• [Written exercise]
Among the records that follow, count the lines with the string "Hypertext"; report only that count.
------------------------
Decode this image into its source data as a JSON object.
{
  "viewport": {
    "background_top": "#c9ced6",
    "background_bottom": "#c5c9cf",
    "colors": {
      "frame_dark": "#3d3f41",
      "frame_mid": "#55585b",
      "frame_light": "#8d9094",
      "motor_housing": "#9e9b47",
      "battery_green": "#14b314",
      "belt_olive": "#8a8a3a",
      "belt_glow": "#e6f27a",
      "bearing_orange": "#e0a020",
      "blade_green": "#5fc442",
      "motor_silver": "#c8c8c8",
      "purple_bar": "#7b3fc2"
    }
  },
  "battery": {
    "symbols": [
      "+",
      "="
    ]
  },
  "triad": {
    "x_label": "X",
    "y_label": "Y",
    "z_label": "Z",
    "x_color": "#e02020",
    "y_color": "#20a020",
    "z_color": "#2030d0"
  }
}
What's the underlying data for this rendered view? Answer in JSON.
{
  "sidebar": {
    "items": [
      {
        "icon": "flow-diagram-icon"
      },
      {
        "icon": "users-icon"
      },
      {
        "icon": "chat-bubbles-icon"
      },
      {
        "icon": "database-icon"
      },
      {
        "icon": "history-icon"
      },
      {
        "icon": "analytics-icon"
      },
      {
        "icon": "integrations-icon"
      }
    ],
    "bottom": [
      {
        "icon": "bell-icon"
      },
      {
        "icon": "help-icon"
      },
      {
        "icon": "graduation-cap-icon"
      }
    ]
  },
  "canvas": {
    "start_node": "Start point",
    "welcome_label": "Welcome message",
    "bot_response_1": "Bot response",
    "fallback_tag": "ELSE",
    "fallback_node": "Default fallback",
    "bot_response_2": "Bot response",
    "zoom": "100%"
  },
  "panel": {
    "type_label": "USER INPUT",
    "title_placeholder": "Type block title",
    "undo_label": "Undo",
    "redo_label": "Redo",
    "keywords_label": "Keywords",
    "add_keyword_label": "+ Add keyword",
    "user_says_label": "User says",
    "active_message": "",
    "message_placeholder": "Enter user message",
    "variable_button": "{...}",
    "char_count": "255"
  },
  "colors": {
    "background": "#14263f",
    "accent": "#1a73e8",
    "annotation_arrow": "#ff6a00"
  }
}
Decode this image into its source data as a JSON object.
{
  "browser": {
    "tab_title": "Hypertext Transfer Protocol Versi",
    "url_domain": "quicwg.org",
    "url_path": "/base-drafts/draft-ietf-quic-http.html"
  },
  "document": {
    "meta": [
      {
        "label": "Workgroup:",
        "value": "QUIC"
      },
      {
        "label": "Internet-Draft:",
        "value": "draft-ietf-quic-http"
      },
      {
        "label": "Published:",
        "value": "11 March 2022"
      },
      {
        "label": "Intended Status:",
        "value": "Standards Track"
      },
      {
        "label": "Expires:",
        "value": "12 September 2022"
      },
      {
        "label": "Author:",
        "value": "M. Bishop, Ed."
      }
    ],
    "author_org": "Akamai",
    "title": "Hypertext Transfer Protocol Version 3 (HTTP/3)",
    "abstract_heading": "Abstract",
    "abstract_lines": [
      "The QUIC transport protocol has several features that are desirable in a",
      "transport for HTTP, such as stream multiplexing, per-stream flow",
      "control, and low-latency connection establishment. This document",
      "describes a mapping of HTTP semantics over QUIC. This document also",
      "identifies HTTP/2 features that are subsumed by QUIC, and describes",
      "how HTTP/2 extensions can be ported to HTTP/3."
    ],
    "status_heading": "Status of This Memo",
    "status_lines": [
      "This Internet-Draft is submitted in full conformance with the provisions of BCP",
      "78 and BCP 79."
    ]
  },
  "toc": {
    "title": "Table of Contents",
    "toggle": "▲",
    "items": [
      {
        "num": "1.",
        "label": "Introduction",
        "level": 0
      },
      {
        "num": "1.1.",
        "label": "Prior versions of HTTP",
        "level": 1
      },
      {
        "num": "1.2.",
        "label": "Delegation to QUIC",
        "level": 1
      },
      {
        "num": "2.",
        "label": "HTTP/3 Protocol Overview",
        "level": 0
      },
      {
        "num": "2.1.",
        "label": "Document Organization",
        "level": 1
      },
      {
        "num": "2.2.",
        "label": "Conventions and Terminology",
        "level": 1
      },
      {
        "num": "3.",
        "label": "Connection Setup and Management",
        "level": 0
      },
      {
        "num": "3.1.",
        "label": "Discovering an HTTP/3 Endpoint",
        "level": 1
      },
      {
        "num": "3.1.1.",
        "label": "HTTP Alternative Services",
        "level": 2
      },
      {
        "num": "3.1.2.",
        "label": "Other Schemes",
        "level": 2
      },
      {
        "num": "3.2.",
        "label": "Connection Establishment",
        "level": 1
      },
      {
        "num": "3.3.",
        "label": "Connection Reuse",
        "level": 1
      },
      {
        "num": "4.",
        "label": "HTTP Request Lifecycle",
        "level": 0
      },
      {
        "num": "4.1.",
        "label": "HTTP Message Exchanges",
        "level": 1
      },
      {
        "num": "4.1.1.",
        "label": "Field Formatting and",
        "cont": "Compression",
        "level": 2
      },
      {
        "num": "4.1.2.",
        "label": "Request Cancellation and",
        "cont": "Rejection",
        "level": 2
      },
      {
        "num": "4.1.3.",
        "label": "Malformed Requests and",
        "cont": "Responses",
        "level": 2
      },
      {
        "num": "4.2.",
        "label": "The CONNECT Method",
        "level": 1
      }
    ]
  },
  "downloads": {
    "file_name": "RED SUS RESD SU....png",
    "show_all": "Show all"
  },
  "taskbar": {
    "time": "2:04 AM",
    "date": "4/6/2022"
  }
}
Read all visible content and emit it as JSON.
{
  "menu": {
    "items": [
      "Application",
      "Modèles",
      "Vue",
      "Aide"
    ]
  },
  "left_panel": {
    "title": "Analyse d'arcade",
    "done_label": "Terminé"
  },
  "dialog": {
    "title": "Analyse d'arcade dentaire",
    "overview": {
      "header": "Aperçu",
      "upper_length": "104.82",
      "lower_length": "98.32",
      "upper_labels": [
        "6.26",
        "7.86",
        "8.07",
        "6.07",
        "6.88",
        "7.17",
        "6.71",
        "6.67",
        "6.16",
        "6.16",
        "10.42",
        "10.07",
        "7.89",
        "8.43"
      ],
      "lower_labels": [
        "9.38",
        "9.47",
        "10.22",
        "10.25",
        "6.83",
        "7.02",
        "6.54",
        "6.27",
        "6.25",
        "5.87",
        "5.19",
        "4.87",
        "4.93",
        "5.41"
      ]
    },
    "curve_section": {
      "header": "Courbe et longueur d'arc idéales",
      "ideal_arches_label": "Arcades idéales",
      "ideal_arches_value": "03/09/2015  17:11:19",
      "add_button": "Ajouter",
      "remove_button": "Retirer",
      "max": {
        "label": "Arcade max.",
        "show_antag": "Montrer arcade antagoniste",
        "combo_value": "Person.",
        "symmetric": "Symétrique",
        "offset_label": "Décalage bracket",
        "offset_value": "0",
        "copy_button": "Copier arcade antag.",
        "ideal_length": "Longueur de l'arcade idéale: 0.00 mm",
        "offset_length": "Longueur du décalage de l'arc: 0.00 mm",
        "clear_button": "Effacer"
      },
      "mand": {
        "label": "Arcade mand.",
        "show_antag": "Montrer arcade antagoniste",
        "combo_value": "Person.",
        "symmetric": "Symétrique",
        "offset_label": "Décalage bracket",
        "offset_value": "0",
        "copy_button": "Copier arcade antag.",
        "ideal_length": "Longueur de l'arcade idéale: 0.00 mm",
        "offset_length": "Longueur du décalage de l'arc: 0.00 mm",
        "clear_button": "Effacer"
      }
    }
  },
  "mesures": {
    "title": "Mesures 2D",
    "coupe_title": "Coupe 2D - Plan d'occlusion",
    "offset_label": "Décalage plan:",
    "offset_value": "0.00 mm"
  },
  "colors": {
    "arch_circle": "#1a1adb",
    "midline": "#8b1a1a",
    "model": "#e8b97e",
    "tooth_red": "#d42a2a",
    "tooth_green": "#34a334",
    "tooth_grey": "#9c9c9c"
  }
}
------------------------
• [Solution to this exercise]
2